— STATED EXERCISE A —
From the text on vendor outages and fallbacks, translate this sentence into Spanish: "Mid-incident is the worst time to design a fallback."
— STATED EXERCISE B —
Carry on the text on vendor outages and fallbacks, picking up right after its last sentence.

— EXTRACTED TEXT —
────────────────────────────────────────

They're often scoped narrowly. A "partial outage in the EU" status might affect 100% of your users if your users are in the EU. The page technically reflects the vendor's view, but the impact map is yours.
They miss degraded-but-working scenarios. Some of the worst vendor issues are intermittent slowdowns, elevated error rates at 2-5%, or authentication oddities that only affect a subset. These rarely make the status page.
You have to be subscribed. A status page you don't watch doesn't protect you.
The right play is to aggregate status pages from all critical vendors into one place where you actually see them — a channel, a dashboard, or a monitoring tool that consumes status-page APIs. This is infrastructure work, but it's small infrastructure work. Is That Down was built to do exactly this: one place that watches every vendor status page you tell it to, and alerts when any of them declare an incident.
Monitoring your own funnels beats trusting status pages
A more robust pattern is to monitor the effect of vendor health on your own service. Synthetic transactions that exercise the critical paths your vendors participate in:
- A scripted checkout end-to-end, once a minute
- A scripted login round-trip
- A test email sent through your transactional provider and checked at the destination
- A test API call to a critical third-party dependency
When one of these breaks, you care about the impact whether or not your vendor has declared an incident. This catches things status pages miss and gives you faster detection than waiting for the vendor to acknowledge.
Fallbacks aren't always graceful, but they should be known
"What's the fallback?" is the question most SMBs answer with a long pause.
For some dependencies, there's no graceful fallback. If your domain registrar goes down during a DNS emergency, you can't pivot mid-incident. That's fine — but it's worth knowing there's no fallback, so you don't assume one exists.
For other dependencies, there's a real fallback available if you've prepared:
- Secondary DNS provider at a different vendor, pre-configured
- Secondary email-sending provider with authentication already set up at the domain level
- Local-caching fallback for third-party APIs used in hot paths
- A "maintenance mode" page that activates automatically when the backend is unreachable
The common denominator: these have to be set up before you need them. Mid-incident is the worst time to design a fallback.

────────────────────────────────────────

— RAW RECORDS —

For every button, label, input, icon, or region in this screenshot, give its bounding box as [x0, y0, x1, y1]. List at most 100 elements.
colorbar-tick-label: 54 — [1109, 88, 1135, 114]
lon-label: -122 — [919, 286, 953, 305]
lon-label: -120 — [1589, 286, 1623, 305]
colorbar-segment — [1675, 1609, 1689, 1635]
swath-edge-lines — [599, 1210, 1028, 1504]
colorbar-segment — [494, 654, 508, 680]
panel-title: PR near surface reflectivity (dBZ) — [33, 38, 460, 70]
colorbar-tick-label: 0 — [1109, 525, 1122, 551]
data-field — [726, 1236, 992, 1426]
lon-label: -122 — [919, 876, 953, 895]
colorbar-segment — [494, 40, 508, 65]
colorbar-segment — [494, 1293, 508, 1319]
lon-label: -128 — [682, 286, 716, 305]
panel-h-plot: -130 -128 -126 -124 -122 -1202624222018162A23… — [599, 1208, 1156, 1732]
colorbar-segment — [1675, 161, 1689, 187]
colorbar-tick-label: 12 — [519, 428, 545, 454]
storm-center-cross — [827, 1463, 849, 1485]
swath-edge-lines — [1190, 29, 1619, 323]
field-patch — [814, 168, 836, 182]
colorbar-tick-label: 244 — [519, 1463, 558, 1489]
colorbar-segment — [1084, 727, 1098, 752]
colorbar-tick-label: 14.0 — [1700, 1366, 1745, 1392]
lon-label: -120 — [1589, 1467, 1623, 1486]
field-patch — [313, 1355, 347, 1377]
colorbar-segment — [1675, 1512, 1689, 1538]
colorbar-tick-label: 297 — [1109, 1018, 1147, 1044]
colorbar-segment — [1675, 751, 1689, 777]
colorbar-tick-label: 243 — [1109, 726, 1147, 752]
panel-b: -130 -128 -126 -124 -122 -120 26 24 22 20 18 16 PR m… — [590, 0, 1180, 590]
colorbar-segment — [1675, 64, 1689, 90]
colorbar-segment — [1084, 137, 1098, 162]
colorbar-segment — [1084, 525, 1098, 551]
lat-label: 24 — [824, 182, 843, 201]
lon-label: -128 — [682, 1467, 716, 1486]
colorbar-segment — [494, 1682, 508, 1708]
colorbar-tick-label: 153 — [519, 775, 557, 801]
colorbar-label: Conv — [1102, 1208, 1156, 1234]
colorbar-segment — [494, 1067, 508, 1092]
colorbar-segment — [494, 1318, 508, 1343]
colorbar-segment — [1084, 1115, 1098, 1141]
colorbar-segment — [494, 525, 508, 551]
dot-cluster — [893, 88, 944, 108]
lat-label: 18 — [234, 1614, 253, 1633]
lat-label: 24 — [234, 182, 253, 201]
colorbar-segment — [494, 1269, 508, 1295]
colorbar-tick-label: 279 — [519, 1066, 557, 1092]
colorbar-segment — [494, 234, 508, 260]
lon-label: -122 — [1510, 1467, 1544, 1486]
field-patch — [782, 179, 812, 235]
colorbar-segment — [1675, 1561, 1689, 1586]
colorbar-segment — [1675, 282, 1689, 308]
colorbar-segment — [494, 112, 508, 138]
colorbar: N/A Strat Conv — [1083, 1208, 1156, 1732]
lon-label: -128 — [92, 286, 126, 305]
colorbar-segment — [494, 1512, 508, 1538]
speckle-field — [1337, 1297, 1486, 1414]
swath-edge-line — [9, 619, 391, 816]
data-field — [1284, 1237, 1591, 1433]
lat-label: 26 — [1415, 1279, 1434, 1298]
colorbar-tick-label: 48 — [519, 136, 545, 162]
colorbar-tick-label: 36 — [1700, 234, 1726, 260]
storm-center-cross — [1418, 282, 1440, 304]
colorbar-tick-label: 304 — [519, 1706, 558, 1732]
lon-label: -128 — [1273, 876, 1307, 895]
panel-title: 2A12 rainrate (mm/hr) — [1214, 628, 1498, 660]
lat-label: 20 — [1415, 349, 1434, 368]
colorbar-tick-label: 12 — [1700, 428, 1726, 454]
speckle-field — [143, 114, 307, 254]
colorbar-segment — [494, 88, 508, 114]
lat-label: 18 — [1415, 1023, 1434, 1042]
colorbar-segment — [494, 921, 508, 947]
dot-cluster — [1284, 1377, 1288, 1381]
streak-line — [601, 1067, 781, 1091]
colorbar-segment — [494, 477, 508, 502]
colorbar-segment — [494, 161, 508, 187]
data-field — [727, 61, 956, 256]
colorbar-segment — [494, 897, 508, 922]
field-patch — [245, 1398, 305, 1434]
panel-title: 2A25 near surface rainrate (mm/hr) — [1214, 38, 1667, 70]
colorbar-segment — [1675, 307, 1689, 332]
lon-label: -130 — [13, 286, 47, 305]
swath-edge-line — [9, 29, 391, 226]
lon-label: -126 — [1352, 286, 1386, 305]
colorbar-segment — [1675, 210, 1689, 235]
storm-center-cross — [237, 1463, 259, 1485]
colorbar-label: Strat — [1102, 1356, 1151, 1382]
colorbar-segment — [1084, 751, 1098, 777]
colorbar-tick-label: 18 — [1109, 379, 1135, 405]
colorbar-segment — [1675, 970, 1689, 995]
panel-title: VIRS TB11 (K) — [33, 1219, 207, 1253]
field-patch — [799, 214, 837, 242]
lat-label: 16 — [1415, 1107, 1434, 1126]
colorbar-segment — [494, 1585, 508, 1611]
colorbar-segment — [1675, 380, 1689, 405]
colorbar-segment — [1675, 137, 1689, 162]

────────────────────────────────────────

— EXERCISE RESULT A —
En pleno incidente es el peor momento para diseñar un plan alternativo.

— EXERCISE RESULT B —
Contract-level questions worth asking
For vendors in the critical path, it's worth asking a few questions during procurement (and being willing to walk if the answers are bad):
- What's your uptime SLA, and what's the remedy for missing it?
- How do you notify customers of incidents? On what cadence?
- What's your data portability story if we want to leave?
- How do you handle scheduled maintenance that affects availability?
- What's the shortest path to a human engineer when something breaks?
If you want a more structured set of questions, the two canonical industry questionnaires are the Shared Assessments SIG[2] and the Cloud Security Alliance's CAIQ[3]. Both are overkill for most SMB vendor evaluations, but skimming them tells you what sophisticated procurement teams ask — which is what you'll eventually be asked too, when a large customer starts running diligence on you.
SMBs often skip this during evaluation because they assume the terms are non-negotiable. Sometimes they are. But "take it or leave it" is itself information — a vendor unwilling to negotiate basic SLA details is telling you how flexible they'll be in a real incident.
The compounding effect
Vendor risk is cumulative. Google's SRE availability table[1] spells out the math: 99.9% uptime is 8 hours 45 minutes of downtime per year; 99.95% is about 4 hours 22 minutes; 99.99% ("four nines") is 52 minutes. If each of ten critical vendors independently hits 99.9% — industry-standard for most SaaS — and you depend on all of them, your effective uptime floor is closer to 99%. That's nearly four days a year of some vendor being down.
They don't fail independently, usually, which helps. But the intuitive "each vendor is reliable" story glosses over the multiplication.
The real cost of that much downtime is more than people think. The direct revenue loss is the smallest part. The reputational effect — customers who've had multiple bad experiences attributed to "the vendor" but remembered as "you" — compounds over time.
The posture that works
The SMB that handles vendor risk well isn't the one that has a vendor-management framework. It's the one that has:
- A written list of critical dependencies
- Status monitoring on each
- Known fallbacks (or known "no graceful fallback" notes) for each
- A quarterly review of the list
That's it. Everything else is optional. The pillar on boring IT for SMBs places vendor risk in context with monitoring, alerting, and the rest of the ops stack — the short version is that your dependency graph deserves the same hygiene you give your own infrastructure, because functionally, it is your infrastructure.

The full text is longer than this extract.